-- start --

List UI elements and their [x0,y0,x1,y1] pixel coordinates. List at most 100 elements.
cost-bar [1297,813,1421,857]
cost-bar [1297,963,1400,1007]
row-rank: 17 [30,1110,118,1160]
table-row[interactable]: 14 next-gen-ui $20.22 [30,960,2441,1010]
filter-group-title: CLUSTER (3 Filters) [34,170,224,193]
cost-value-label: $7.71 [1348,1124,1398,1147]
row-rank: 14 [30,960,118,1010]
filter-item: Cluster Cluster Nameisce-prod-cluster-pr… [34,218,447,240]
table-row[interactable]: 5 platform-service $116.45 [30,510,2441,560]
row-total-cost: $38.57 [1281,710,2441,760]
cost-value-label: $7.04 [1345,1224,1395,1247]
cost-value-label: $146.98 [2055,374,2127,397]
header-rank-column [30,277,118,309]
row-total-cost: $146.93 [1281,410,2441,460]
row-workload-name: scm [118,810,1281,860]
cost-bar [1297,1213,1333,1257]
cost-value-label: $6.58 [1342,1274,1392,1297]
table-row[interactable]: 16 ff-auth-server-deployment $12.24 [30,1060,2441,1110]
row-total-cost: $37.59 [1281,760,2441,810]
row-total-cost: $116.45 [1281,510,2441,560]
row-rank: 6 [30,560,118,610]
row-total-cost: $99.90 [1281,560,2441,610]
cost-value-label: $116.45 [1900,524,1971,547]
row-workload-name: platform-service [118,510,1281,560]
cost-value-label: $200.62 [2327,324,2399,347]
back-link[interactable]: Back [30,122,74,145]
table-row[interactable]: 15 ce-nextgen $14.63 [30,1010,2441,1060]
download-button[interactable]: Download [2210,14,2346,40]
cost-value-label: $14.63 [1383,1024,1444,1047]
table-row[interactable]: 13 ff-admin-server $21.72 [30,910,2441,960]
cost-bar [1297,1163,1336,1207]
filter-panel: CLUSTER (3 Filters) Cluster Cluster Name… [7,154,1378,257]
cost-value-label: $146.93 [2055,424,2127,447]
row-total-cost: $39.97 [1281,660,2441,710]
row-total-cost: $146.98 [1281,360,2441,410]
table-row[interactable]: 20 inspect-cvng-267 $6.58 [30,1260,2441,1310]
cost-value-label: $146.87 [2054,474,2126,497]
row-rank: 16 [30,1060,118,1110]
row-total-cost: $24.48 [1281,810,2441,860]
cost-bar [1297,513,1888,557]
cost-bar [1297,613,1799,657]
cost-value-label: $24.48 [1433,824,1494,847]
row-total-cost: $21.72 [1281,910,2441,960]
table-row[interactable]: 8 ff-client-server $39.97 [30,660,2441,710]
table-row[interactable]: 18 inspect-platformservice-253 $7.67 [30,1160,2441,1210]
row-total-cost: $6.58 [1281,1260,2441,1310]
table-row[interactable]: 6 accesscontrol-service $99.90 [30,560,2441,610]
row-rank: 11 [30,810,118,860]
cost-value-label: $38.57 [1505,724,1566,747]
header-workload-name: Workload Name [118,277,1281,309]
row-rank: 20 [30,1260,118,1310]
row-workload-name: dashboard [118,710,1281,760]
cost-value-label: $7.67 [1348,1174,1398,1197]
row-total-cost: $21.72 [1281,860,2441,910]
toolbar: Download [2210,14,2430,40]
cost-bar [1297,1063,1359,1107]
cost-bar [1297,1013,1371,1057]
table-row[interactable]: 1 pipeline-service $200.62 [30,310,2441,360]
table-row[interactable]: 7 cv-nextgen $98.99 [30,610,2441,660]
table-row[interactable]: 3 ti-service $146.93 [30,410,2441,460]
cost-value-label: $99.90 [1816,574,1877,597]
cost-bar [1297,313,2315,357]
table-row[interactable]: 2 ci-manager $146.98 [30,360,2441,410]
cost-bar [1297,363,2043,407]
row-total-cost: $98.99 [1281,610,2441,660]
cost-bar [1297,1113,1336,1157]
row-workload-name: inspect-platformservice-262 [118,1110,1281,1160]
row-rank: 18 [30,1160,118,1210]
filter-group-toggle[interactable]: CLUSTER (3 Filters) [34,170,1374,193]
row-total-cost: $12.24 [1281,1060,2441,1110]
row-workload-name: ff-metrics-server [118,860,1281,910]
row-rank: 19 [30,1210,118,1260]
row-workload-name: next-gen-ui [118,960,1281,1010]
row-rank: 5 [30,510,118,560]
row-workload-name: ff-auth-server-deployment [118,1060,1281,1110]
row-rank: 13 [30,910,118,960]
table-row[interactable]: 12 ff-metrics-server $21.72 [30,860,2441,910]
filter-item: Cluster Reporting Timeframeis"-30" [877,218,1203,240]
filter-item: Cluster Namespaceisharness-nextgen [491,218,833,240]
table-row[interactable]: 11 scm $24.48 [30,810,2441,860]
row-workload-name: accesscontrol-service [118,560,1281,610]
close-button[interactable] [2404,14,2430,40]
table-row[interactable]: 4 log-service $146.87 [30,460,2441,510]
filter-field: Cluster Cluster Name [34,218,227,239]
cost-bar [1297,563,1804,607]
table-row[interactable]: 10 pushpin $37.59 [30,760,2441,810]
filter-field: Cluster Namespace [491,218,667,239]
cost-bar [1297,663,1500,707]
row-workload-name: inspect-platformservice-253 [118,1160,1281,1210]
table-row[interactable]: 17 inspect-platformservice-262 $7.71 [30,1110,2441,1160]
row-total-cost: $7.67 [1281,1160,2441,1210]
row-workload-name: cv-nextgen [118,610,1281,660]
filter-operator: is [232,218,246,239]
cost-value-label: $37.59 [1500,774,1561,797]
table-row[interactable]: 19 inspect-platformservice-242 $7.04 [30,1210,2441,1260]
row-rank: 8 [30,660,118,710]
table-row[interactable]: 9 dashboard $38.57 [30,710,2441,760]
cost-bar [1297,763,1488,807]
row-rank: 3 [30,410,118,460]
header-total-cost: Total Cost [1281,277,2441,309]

-- end --

** Problem description **
Rewrite all of the entries with every "cost-bar" switched to "cost-meter", leaving everything else unchanged.

** Written reply **
List UI elements and their [x0,y0,x1,y1] pixel coordinates. List at most 100 elements.
cost-meter [1297,813,1421,857]
cost-meter [1297,963,1400,1007]
row-rank: 17 [30,1110,118,1160]
table-row[interactable]: 14 next-gen-ui $20.22 [30,960,2441,1010]
filter-group-title: CLUSTER (3 Filters) [34,170,224,193]
cost-value-label: $7.71 [1348,1124,1398,1147]
row-rank: 14 [30,960,118,1010]
filter-item: Cluster Cluster Nameisce-prod-cluster-pr… [34,218,447,240]
table-row[interactable]: 5 platform-service $116.45 [30,510,2441,560]
row-total-cost: $38.57 [1281,710,2441,760]
cost-value-label: $7.04 [1345,1224,1395,1247]
cost-value-label: $146.98 [2055,374,2127,397]
header-rank-column [30,277,118,309]
row-total-cost: $146.93 [1281,410,2441,460]
row-workload-name: scm [118,810,1281,860]
cost-meter [1297,1213,1333,1257]
cost-value-label: $6.58 [1342,1274,1392,1297]
table-row[interactable]: 16 ff-auth-server-deployment $12.24 [30,1060,2441,1110]
row-total-cost: $37.59 [1281,760,2441,810]
row-total-cost: $116.45 [1281,510,2441,560]
row-rank: 6 [30,560,118,610]
row-total-cost: $99.90 [1281,560,2441,610]
cost-value-label: $116.45 [1900,524,1971,547]
row-workload-name: platform-service [118,510,1281,560]
cost-value-label: $200.62 [2327,324,2399,347]
back-link[interactable]: Back [30,122,74,145]
table-row[interactable]: 15 ce-nextgen $14.63 [30,1010,2441,1060]
download-button[interactable]: Download [2210,14,2346,40]
cost-value-label: $14.63 [1383,1024,1444,1047]
table-row[interactable]: 13 ff-admin-server $21.72 [30,910,2441,960]
cost-meter [1297,1163,1336,1207]
filter-panel: CLUSTER (3 Filters) Cluster Cluster Name… [7,154,1378,257]
cost-value-label: $146.93 [2055,424,2127,447]
row-total-cost: $39.97 [1281,660,2441,710]
row-total-cost: $146.98 [1281,360,2441,410]
table-row[interactable]: 20 inspect-cvng-267 $6.58 [30,1260,2441,1310]
cost-value-label: $146.87 [2054,474,2126,497]
row-rank: 16 [30,1060,118,1110]
row-total-cost: $24.48 [1281,810,2441,860]
cost-meter [1297,513,1888,557]
cost-meter [1297,613,1799,657]
cost-value-label: $24.48 [1433,824,1494,847]
row-total-cost: $21.72 [1281,910,2441,960]
table-row[interactable]: 8 ff-client-server $39.97 [30,660,2441,710]
table-row[interactable]: 18 inspect-platformservice-253 $7.67 [30,1160,2441,1210]
row-total-cost: $6.58 [1281,1260,2441,1310]
table-row[interactable]: 6 accesscontrol-service $99.90 [30,560,2441,610]
row-rank: 11 [30,810,118,860]
cost-value-label: $38.57 [1505,724,1566,747]
header-workload-name: Workload Name [118,277,1281,309]
row-rank: 20 [30,1260,118,1310]
row-workload-name: dashboard [118,710,1281,760]
cost-value-label: $7.67 [1348,1174,1398,1197]
row-total-cost: $21.72 [1281,860,2441,910]
toolbar: Download [2210,14,2430,40]
cost-meter [1297,1063,1359,1107]
cost-meter [1297,1013,1371,1057]
table-row[interactable]: 1 pipeline-service $200.62 [30,310,2441,360]
table-row[interactable]: 7 cv-nextgen $98.99 [30,610,2441,660]
table-row[interactable]: 3 ti-service $146.93 [30,410,2441,460]
cost-value-label: $99.90 [1816,574,1877,597]
cost-meter [1297,313,2315,357]
table-row[interactable]: 2 ci-manager $146.98 [30,360,2441,410]
cost-meter [1297,363,2043,407]
row-total-cost: $98.99 [1281,610,2441,660]
cost-meter [1297,1113,1336,1157]
row-workload-name: inspect-platformservice-262 [118,1110,1281,1160]
row-rank: 18 [30,1160,118,1210]
filter-group-toggle[interactable]: CLUSTER (3 Filters) [34,170,1374,193]
row-total-cost: $12.24 [1281,1060,2441,1110]
row-workload-name: ff-metrics-server [118,860,1281,910]
row-rank: 19 [30,1210,118,1260]
row-workload-name: next-gen-ui [118,960,1281,1010]
row-rank: 5 [30,510,118,560]
row-workload-name: ff-auth-server-deployment [118,1060,1281,1110]
row-rank: 13 [30,910,118,960]
table-row[interactable]: 12 ff-metrics-server $21.72 [30,860,2441,910]
filter-item: Cluster Reporting Timeframeis"-30" [877,218,1203,240]
filter-item: Cluster Namespaceisharness-nextgen [491,218,833,240]
table-row[interactable]: 11 scm $24.48 [30,810,2441,860]
row-workload-name: accesscontrol-service [118,560,1281,610]
close-button[interactable] [2404,14,2430,40]
table-row[interactable]: 4 log-service $146.87 [30,460,2441,510]
filter-field: Cluster Cluster Name [34,218,227,239]
cost-meter [1297,563,1804,607]
table-row[interactable]: 10 pushpin $37.59 [30,760,2441,810]
filter-field: Cluster Namespace [491,218,667,239]
cost-meter [1297,663,1500,707]
row-workload-name: inspect-platformservice-253 [118,1160,1281,1210]
table-row[interactable]: 17 inspect-platformservice-262 $7.71 [30,1110,2441,1160]
row-total-cost: $7.67 [1281,1160,2441,1210]
row-workload-name: cv-nextgen [118,610,1281,660]
filter-operator: is [232,218,246,239]
cost-value-label: $37.59 [1500,774,1561,797]
table-row[interactable]: 19 inspect-platformservice-242 $7.04 [30,1210,2441,1260]
row-rank: 8 [30,660,118,710]
table-row[interactable]: 9 dashboard $38.57 [30,710,2441,760]
cost-meter [1297,763,1488,807]
row-rank: 3 [30,410,118,460]
header-total-cost: Total Cost [1281,277,2441,309]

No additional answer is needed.